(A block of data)
+++

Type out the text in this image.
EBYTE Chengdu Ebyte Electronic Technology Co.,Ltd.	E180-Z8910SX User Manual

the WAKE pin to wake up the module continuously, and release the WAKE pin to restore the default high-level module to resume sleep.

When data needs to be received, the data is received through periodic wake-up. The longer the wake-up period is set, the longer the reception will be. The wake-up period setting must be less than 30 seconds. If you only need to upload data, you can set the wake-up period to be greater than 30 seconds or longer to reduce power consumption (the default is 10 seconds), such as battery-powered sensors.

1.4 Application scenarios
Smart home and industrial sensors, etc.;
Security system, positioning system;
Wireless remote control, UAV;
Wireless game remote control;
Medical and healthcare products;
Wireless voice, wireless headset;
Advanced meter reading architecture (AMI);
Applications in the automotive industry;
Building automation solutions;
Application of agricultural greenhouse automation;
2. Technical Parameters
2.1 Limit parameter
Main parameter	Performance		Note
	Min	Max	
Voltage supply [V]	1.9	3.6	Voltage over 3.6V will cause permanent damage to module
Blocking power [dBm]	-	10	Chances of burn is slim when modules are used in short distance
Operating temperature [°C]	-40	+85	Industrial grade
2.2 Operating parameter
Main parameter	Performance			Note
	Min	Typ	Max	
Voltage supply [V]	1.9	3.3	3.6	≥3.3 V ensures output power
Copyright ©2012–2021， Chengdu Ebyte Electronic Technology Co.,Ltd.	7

+++

__Your objective__: Read the entries and pick out all lines that include the word "Chengdu".

__Solution to the exercise__:
EBYTE Chengdu Ebyte Electronic Technology Co.,Ltd.	E180-Z8910SX User Manual
Copyright ©2012–2021， Chengdu Ebyte Electronic Technology Co.,Ltd.	7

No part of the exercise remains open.